§ **EXERCISE PROMPT**
Return the entries verbatim and drop every picture.

§ **MATERIAL TO PROCESS**
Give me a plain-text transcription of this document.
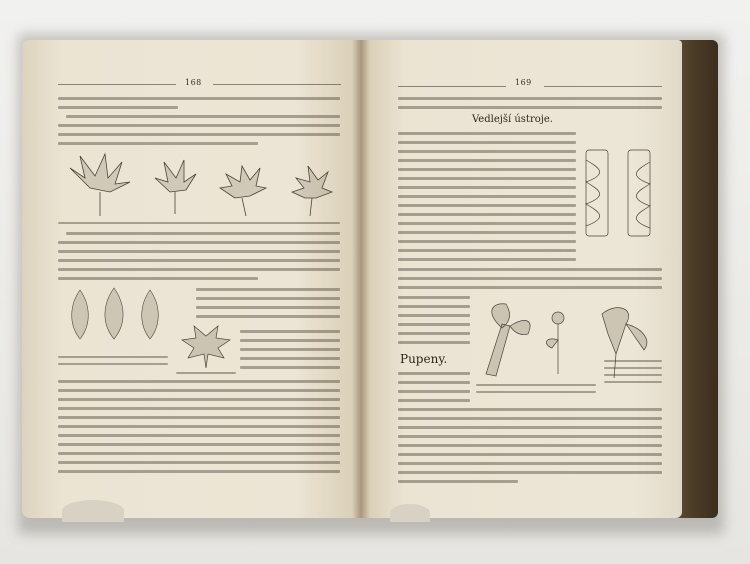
168	169
Vedlejší ústroje.
Pupeny.
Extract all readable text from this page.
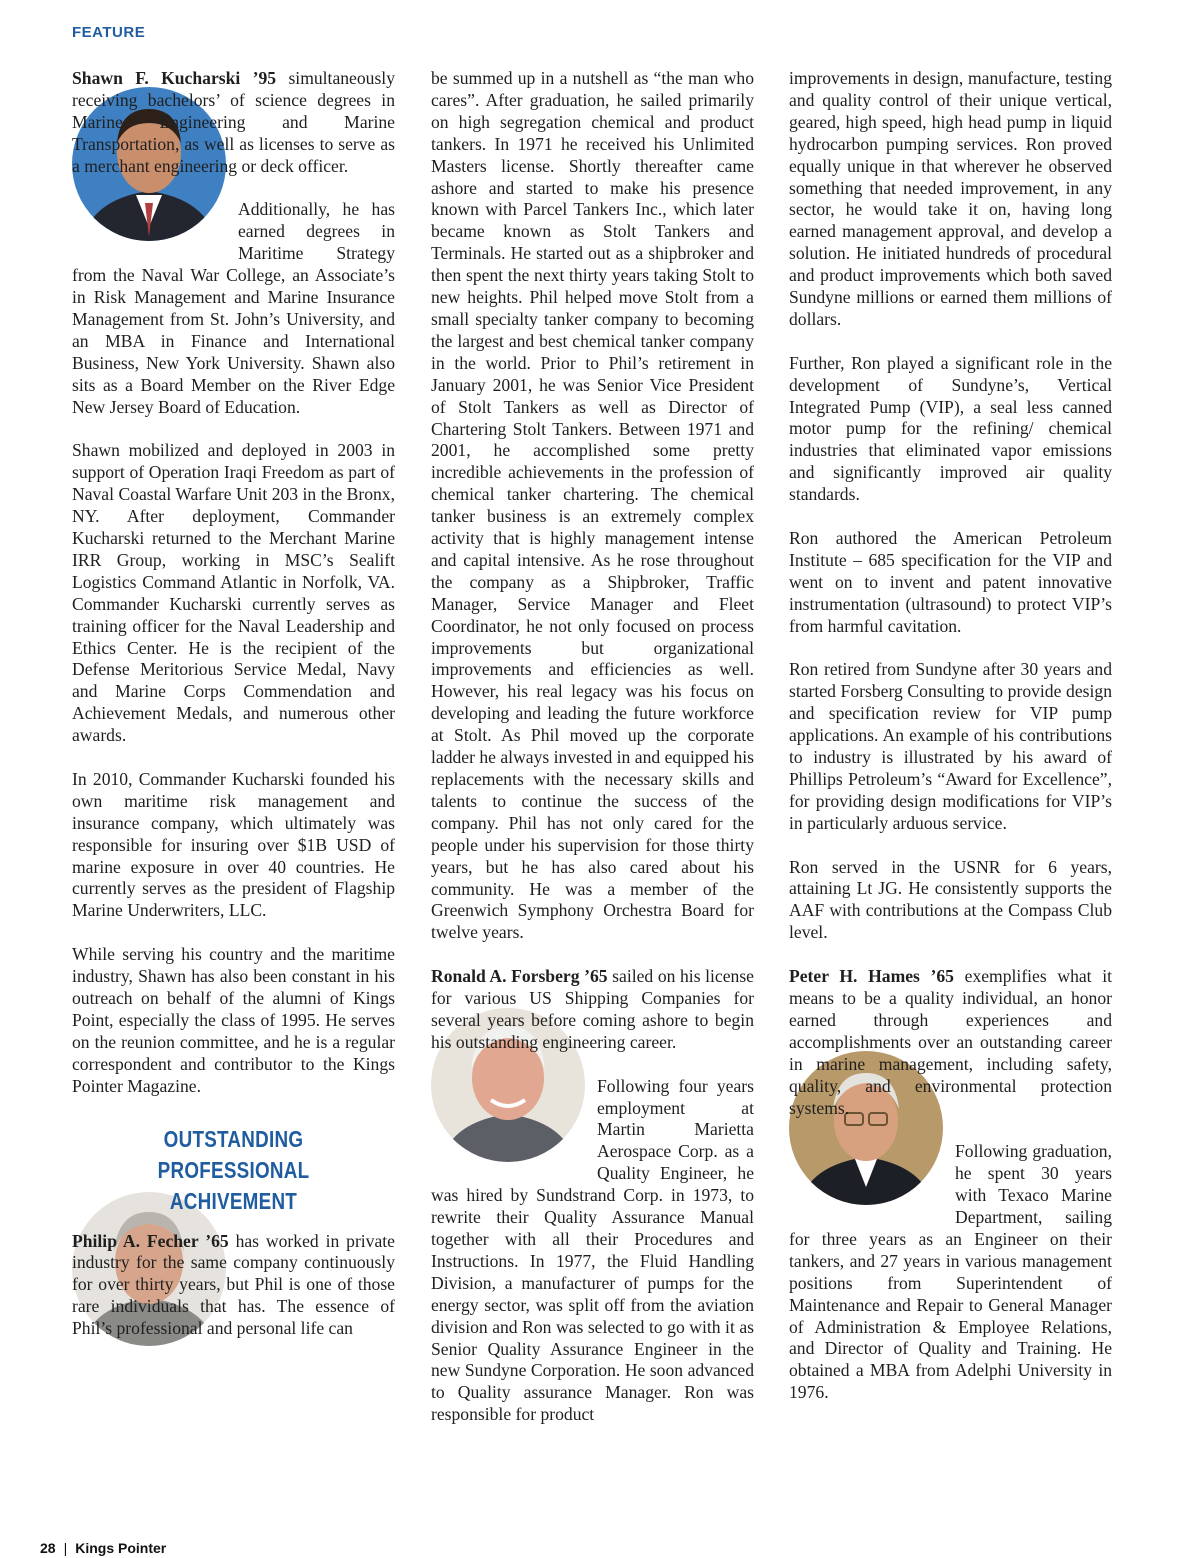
FEATURE

Shawn F. Kucharski ’95 simultaneously receiving bachelors’ of science degrees in Marine Engineering and Marine Transportation, as well as licenses to serve as a merchant engineering or deck officer.

Additionally, he has earned degrees in Maritime Strategy from the Naval War College, an Associate’s in Risk Management and Marine Insurance Management from St. John’s University, and an MBA in Finance and International Business, New York University. Shawn also sits as a Board Member on the River Edge New Jersey Board of Education.

Shawn mobilized and deployed in 2003 in support of Operation Iraqi Freedom as part of Naval Coastal Warfare Unit 203 in the Bronx, NY. After deployment, Commander Kucharski returned to the Merchant Marine IRR Group, working in MSC’s Sealift Logistics Command Atlantic in Norfolk, VA. Commander Kucharski currently serves as training officer for the Naval Leadership and Ethics Center. He is the recipient of the Defense Meritorious Service Medal, Navy and Marine Corps Commendation and Achievement Medals, and numerous other awards.

In 2010, Commander Kucharski founded his own maritime risk management and insurance company, which ultimately was responsible for insuring over $1B USD of marine exposure in over 40 countries. He currently serves as the president of Flagship Marine Underwriters, LLC.

While serving his country and the maritime industry, Shawn has also been constant in his outreach on behalf of the alumni of Kings Point, especially the class of 1995. He serves on the reunion committee, and he is a regular correspondent and contributor to the Kings Pointer Magazine.

OUTSTANDING PROFESSIONAL
ACHIVEMENT

Philip A. Fecher ’65 has worked in private industry for the same company continuously for over thirty years, but Phil is one of those rare individuals that has. The essence of Phil’s professional and personal life can

be summed up in a nutshell as “the man who cares”. After graduation, he sailed primarily on high segregation chemical and product tankers. In 1971 he received his Unlimited Masters license. Shortly thereafter came ashore and started to make his presence known with Parcel Tankers Inc., which later became known as Stolt Tankers and Terminals. He started out as a shipbroker and then spent the next thirty years taking Stolt to new heights. Phil helped move Stolt from a small specialty tanker company to becoming the largest and best chemical tanker company in the world. Prior to Phil’s retirement in January 2001, he was Senior Vice President of Stolt Tankers as well as Director of Chartering Stolt Tankers. Between 1971 and 2001, he accomplished some pretty incredible achievements in the profession of chemical tanker chartering. The chemical tanker business is an extremely complex activity that is highly management intense and capital intensive. As he rose throughout the company as a Shipbroker, Traffic Manager, Service Manager and Fleet Coordinator, he not only focused on process improvements but organizational improvements and efficiencies as well. However, his real legacy was his focus on developing and leading the future workforce at Stolt. As Phil moved up the corporate ladder he always invested in and equipped his replacements with the necessary skills and talents to continue the success of the company. Phil has not only cared for the people under his supervision for those thirty years, but he has also cared about his community. He was a member of the Greenwich Symphony Orchestra Board for twelve years.

Ronald A. Forsberg ’65 sailed on his license for various US Shipping Companies for several years before coming ashore to begin his outstanding engineering career.

Following four years employment at Martin Marietta Aerospace Corp. as a Quality Engineer, he was hired by Sundstrand Corp. in 1973, to rewrite their Quality Assurance Manual together with all their Procedures and Instructions. In 1977, the Fluid Handling Division, a manufacturer of pumps for the energy sector, was split off from the aviation division and Ron was selected to go with it as Senior Quality Assurance Engineer in the new Sundyne Corporation. He soon advanced to Quality assurance Manager. Ron was responsible for product

improvements in design, manufacture, testing and quality control of their unique vertical, geared, high speed, high head pump in liquid hydrocarbon pumping services. Ron proved equally unique in that wherever he observed something that needed improvement, in any sector, he would take it on, having long earned management approval, and develop a solution. He initiated hundreds of procedural and product improvements which both saved Sundyne millions or earned them millions of dollars.

Further, Ron played a significant role in the development of Sundyne’s, Vertical Integrated Pump (VIP), a seal less canned motor pump for the refining/ chemical industries that eliminated vapor emissions and significantly improved air quality standards.

Ron authored the American Petroleum Institute – 685 specification for the VIP and went on to invent and patent innovative instrumentation (ultrasound) to protect VIP’s from harmful cavitation.

Ron retired from Sundyne after 30 years and started Forsberg Consulting to provide design and specification review for VIP pump applications. An example of his contributions to industry is illustrated by his award of Phillips Petroleum’s “Award for Excellence”, for providing design modifications for VIP’s in particularly arduous service.

Ron served in the USNR for 6 years, attaining Lt JG. He consistently supports the AAF with contributions at the Compass Club level.

Peter H. Hames ’65 exemplifies what it means to be a quality individual, an honor earned through experiences and accomplishments over an outstanding career in marine management, including safety, quality, and environmental protection systems.

Following graduation, he spent 30 years with Texaco Marine Department, sailing for three years as an Engineer on their tankers, and 27 years in various management positions from Superintendent of Maintenance and Repair to General Manager of Administration & Employee Relations, and Director of Quality and Training. He obtained a MBA from Adelphi University in 1976.

28 | Kings Pointer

§ **TASK OUTPUT**
Give me a plain-text transcription of this document.
168	169
Vedlejší ústroje.
Pupeny.
Extract all readable text from this page.
FEATURE

Shawn F. Kucharski ’95 simultaneously receiving bachelors’ of science degrees in Marine Engineering and Marine Transportation, as well as licenses to serve as a merchant engineering or deck officer.

Additionally, he has earned degrees in Maritime Strategy from the Naval War College, an Associate’s in Risk Management and Marine Insurance Management from St. John’s University, and an MBA in Finance and International Business, New York University. Shawn also sits as a Board Member on the River Edge New Jersey Board of Education.

Shawn mobilized and deployed in 2003 in support of Operation Iraqi Freedom as part of Naval Coastal Warfare Unit 203 in the Bronx, NY. After deployment, Commander Kucharski returned to the Merchant Marine IRR Group, working in MSC’s Sealift Logistics Command Atlantic in Norfolk, VA. Commander Kucharski currently serves as training officer for the Naval Leadership and Ethics Center. He is the recipient of the Defense Meritorious Service Medal, Navy and Marine Corps Commendation and Achievement Medals, and numerous other awards.

In 2010, Commander Kucharski founded his own maritime risk management and insurance company, which ultimately was responsible for insuring over $1B USD of marine exposure in over 40 countries. He currently serves as the president of Flagship Marine Underwriters, LLC.

While serving his country and the maritime industry, Shawn has also been constant in his outreach on behalf of the alumni of Kings Point, especially the class of 1995. He serves on the reunion committee, and he is a regular correspondent and contributor to the Kings Pointer Magazine.

OUTSTANDING PROFESSIONAL
ACHIVEMENT

Philip A. Fecher ’65 has worked in private industry for the same company continuously for over thirty years, but Phil is one of those rare individuals that has. The essence of Phil’s professional and personal life can

be summed up in a nutshell as “the man who cares”. After graduation, he sailed primarily on high segregation chemical and product tankers. In 1971 he received his Unlimited Masters license. Shortly thereafter came ashore and started to make his presence known with Parcel Tankers Inc., which later became known as Stolt Tankers and Terminals. He started out as a shipbroker and then spent the next thirty years taking Stolt to new heights. Phil helped move Stolt from a small specialty tanker company to becoming the largest and best chemical tanker company in the world. Prior to Phil’s retirement in January 2001, he was Senior Vice President of Stolt Tankers as well as Director of Chartering Stolt Tankers. Between 1971 and 2001, he accomplished some pretty incredible achievements in the profession of chemical tanker chartering. The chemical tanker business is an extremely complex activity that is highly management intense and capital intensive. As he rose throughout the company as a Shipbroker, Traffic Manager, Service Manager and Fleet Coordinator, he not only focused on process improvements but organizational improvements and efficiencies as well. However, his real legacy was his focus on developing and leading the future workforce at Stolt. As Phil moved up the corporate ladder he always invested in and equipped his replacements with the necessary skills and talents to continue the success of the company. Phil has not only cared for the people under his supervision for those thirty years, but he has also cared about his community. He was a member of the Greenwich Symphony Orchestra Board for twelve years.

Ronald A. Forsberg ’65 sailed on his license for various US Shipping Companies for several years before coming ashore to begin his outstanding engineering career.

Following four years employment at Martin Marietta Aerospace Corp. as a Quality Engineer, he was hired by Sundstrand Corp. in 1973, to rewrite their Quality Assurance Manual together with all their Procedures and Instructions. In 1977, the Fluid Handling Division, a manufacturer of pumps for the energy sector, was split off from the aviation division and Ron was selected to go with it as Senior Quality Assurance Engineer in the new Sundyne Corporation. He soon advanced to Quality assurance Manager. Ron was responsible for product

improvements in design, manufacture, testing and quality control of their unique vertical, geared, high speed, high head pump in liquid hydrocarbon pumping services. Ron proved equally unique in that wherever he observed something that needed improvement, in any sector, he would take it on, having long earned management approval, and develop a solution. He initiated hundreds of procedural and product improvements which both saved Sundyne millions or earned them millions of dollars.

Further, Ron played a significant role in the development of Sundyne’s, Vertical Integrated Pump (VIP), a seal less canned motor pump for the refining/ chemical industries that eliminated vapor emissions and significantly improved air quality standards.

Ron authored the American Petroleum Institute – 685 specification for the VIP and went on to invent and patent innovative instrumentation (ultrasound) to protect VIP’s from harmful cavitation.

Ron retired from Sundyne after 30 years and started Forsberg Consulting to provide design and specification review for VIP pump applications. An example of his contributions to industry is illustrated by his award of Phillips Petroleum’s “Award for Excellence”, for providing design modifications for VIP’s in particularly arduous service.

Ron served in the USNR for 6 years, attaining Lt JG. He consistently supports the AAF with contributions at the Compass Club level.

Peter H. Hames ’65 exemplifies what it means to be a quality individual, an honor earned through experiences and accomplishments over an outstanding career in marine management, including safety, quality, and environmental protection systems.

Following graduation, he spent 30 years with Texaco Marine Department, sailing for three years as an Engineer on their tankers, and 27 years in various management positions from Superintendent of Maintenance and Repair to General Manager of Administration & Employee Relations, and Director of Quality and Training. He obtained a MBA from Adelphi University in 1976.

28 | Kings Pointer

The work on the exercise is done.